§ **TASK DETAILS**
Without the images, print all the entries below exactly as given.

* * * * * * *

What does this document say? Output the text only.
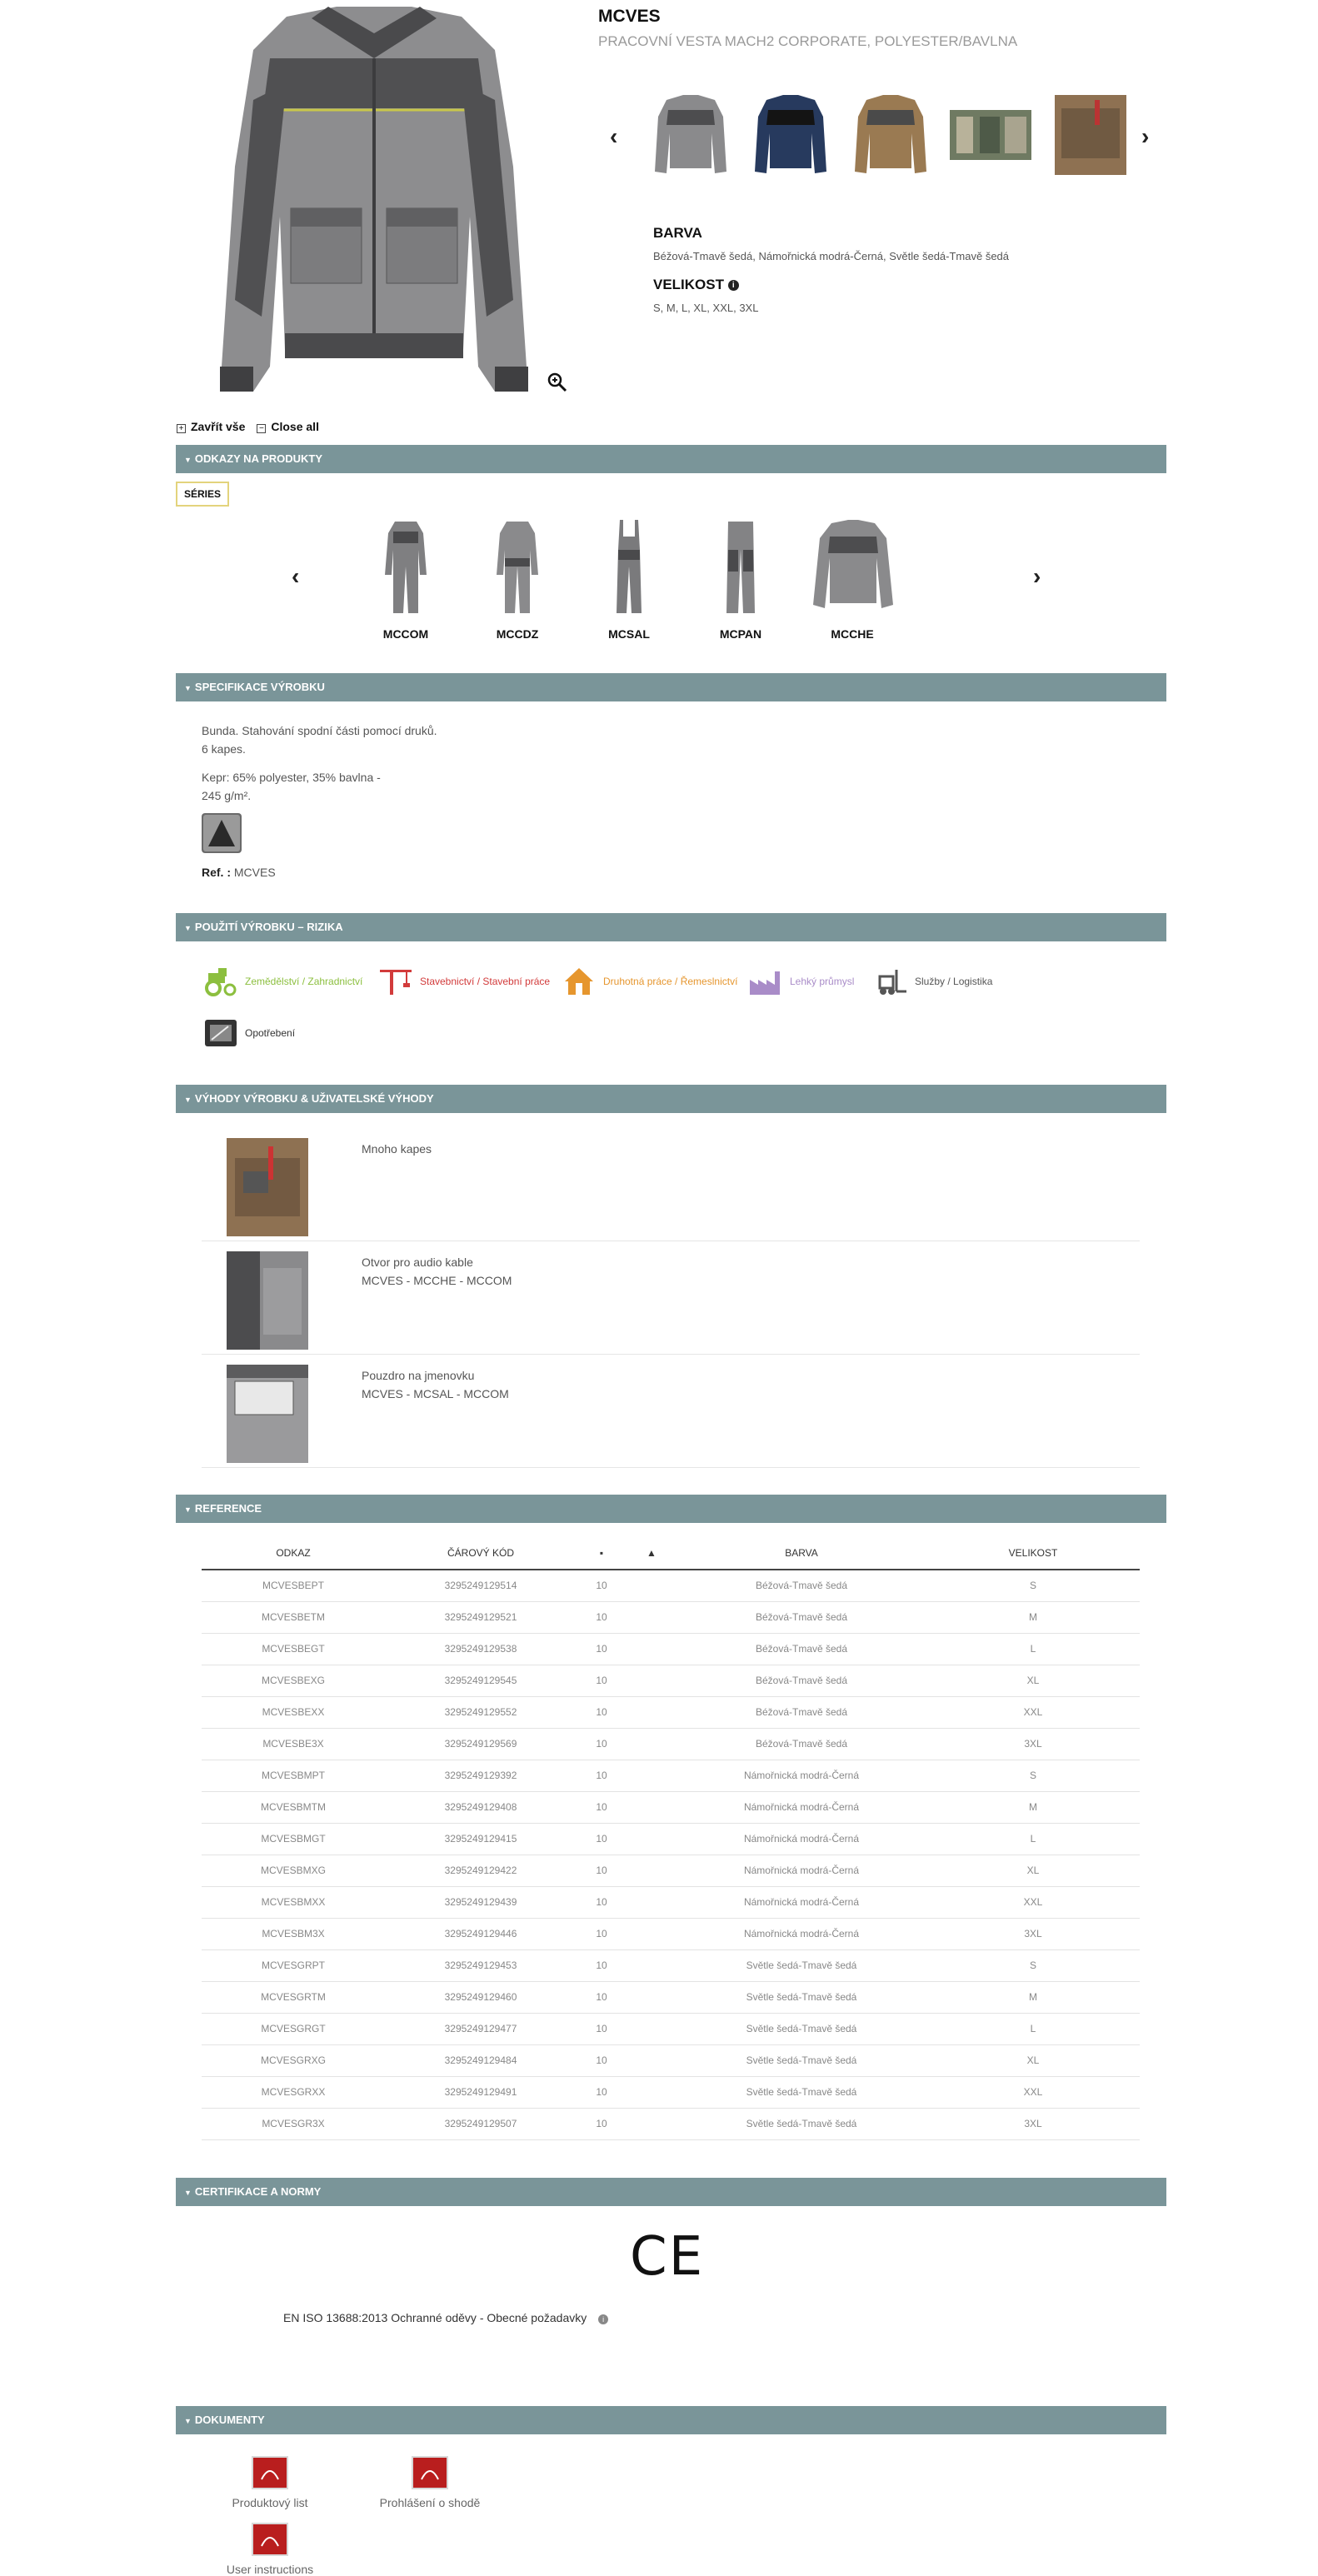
MCVES
PRACOVNÍ VESTA MACH2 CORPORATE, POLYESTER/BAVLNA
‹	›
BARVA
Béžová-Tmavě šedá, Námořnická modrá-Černá, Světle šedá-Tmavě šedá
VELIKOST i
S, M, L, XL, XXL, 3XL
+ Zavřít vše − Close all
▼ ODKAZY NA PRODUKTY
SÉRIES
‹
MCCOM	MCCDZ	MCSAL	MCPAN	MCCHE
›
▼ SPECIFIKACE VÝROBKU
Bunda. Stahování spodní části pomocí druků.
6 kapes.
Kepr: 65% polyester, 35% bavlna -
245 g/m².
Ref. : MCVES
▼ POUŽITÍ VÝROBKU – RIZIKA
Zemědělství / Zahradnictví	Stavebnictví / Stavební práce	Druhotná práce / Řemeslnictví	Lehký průmysl	Služby / Logistika
Opotřebení
▼ VÝHODY VÝROBKU & UŽIVATELSKÉ VÝHODY
Mnoho kapes
Otvor pro audio kable
MCVES - MCCHE - MCCOM
Pouzdro na jmenovku
MCVES - MCSAL - MCCOM
▼ REFERENCE
ODKAZ	ČÁROVÝ KÓD	▪	▲	BARVA	VELIKOST
MCVESBEPT	3295249129514	10		Béžová-Tmavě šedá	S
MCVESBETM	3295249129521	10		Béžová-Tmavě šedá	M
MCVESBEGT	3295249129538	10		Béžová-Tmavě šedá	L
MCVESBEXG	3295249129545	10		Béžová-Tmavě šedá	XL
MCVESBEXX	3295249129552	10		Béžová-Tmavě šedá	XXL
MCVESBE3X	3295249129569	10		Béžová-Tmavě šedá	3XL
MCVESBMPT	3295249129392	10		Námořnická modrá-Černá	S
MCVESBMTM	3295249129408	10		Námořnická modrá-Černá	M
MCVESBMGT	3295249129415	10		Námořnická modrá-Černá	L
MCVESBMXG	3295249129422	10		Námořnická modrá-Černá	XL
MCVESBMXX	3295249129439	10		Námořnická modrá-Černá	XXL
MCVESBM3X	3295249129446	10		Námořnická modrá-Černá	3XL
MCVESGRPT	3295249129453	10		Světle šedá-Tmavě šedá	S
MCVESGRTM	3295249129460	10		Světle šedá-Tmavě šedá	M
MCVESGRGT	3295249129477	10		Světle šedá-Tmavě šedá	L
MCVESGRXG	3295249129484	10		Světle šedá-Tmavě šedá	XL
MCVESGRXX	3295249129491	10		Světle šedá-Tmavě šedá	XXL
MCVESGR3X	3295249129507	10		Světle šedá-Tmavě šedá	3XL
▼ CERTIFIKACE A NORMY
CE
EN ISO 13688:2013 Ochranné oděvy - Obecné požadavky i
▼ DOKUMENTY
Produktový list	Prohlášení o shodě
User instructions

* * * * * * *

§ **TASK RESULT**
What does this document say? Output the text only.
MCVES
PRACOVNÍ VESTA MACH2 CORPORATE, POLYESTER/BAVLNA
‹	›
BARVA
Béžová-Tmavě šedá, Námořnická modrá-Černá, Světle šedá-Tmavě šedá
VELIKOST i
S, M, L, XL, XXL, 3XL
+ Zavřít vše − Close all
▼ ODKAZY NA PRODUKTY
SÉRIES
‹
MCCOM	MCCDZ	MCSAL	MCPAN	MCCHE
›
▼ SPECIFIKACE VÝROBKU
Bunda. Stahování spodní části pomocí druků.
6 kapes.
Kepr: 65% polyester, 35% bavlna -
245 g/m².
Ref. : MCVES
▼ POUŽITÍ VÝROBKU – RIZIKA
Zemědělství / Zahradnictví	Stavebnictví / Stavební práce	Druhotná práce / Řemeslnictví	Lehký průmysl	Služby / Logistika
Opotřebení
▼ VÝHODY VÝROBKU & UŽIVATELSKÉ VÝHODY
Mnoho kapes
Otvor pro audio kable
MCVES - MCCHE - MCCOM
Pouzdro na jmenovku
MCVES - MCSAL - MCCOM
▼ REFERENCE
ODKAZ	ČÁROVÝ KÓD	▪	▲	BARVA	VELIKOST
MCVESBEPT	3295249129514	10		Béžová-Tmavě šedá	S
MCVESBETM	3295249129521	10		Béžová-Tmavě šedá	M
MCVESBEGT	3295249129538	10		Béžová-Tmavě šedá	L
MCVESBEXG	3295249129545	10		Béžová-Tmavě šedá	XL
MCVESBEXX	3295249129552	10		Béžová-Tmavě šedá	XXL
MCVESBE3X	3295249129569	10		Béžová-Tmavě šedá	3XL
MCVESBMPT	3295249129392	10		Námořnická modrá-Černá	S
MCVESBMTM	3295249129408	10		Námořnická modrá-Černá	M
MCVESBMGT	3295249129415	10		Námořnická modrá-Černá	L
MCVESBMXG	3295249129422	10		Námořnická modrá-Černá	XL
MCVESBMXX	3295249129439	10		Námořnická modrá-Černá	XXL
MCVESBM3X	3295249129446	10		Námořnická modrá-Černá	3XL
MCVESGRPT	3295249129453	10		Světle šedá-Tmavě šedá	S
MCVESGRTM	3295249129460	10		Světle šedá-Tmavě šedá	M
MCVESGRGT	3295249129477	10		Světle šedá-Tmavě šedá	L
MCVESGRXG	3295249129484	10		Světle šedá-Tmavě šedá	XL
MCVESGRXX	3295249129491	10		Světle šedá-Tmavě šedá	XXL
MCVESGR3X	3295249129507	10		Světle šedá-Tmavě šedá	3XL
▼ CERTIFIKACE A NORMY
CE
EN ISO 13688:2013 Ochranné oděvy - Obecné požadavky i
▼ DOKUMENTY
Produktový list	Prohlášení o shodě
User instructions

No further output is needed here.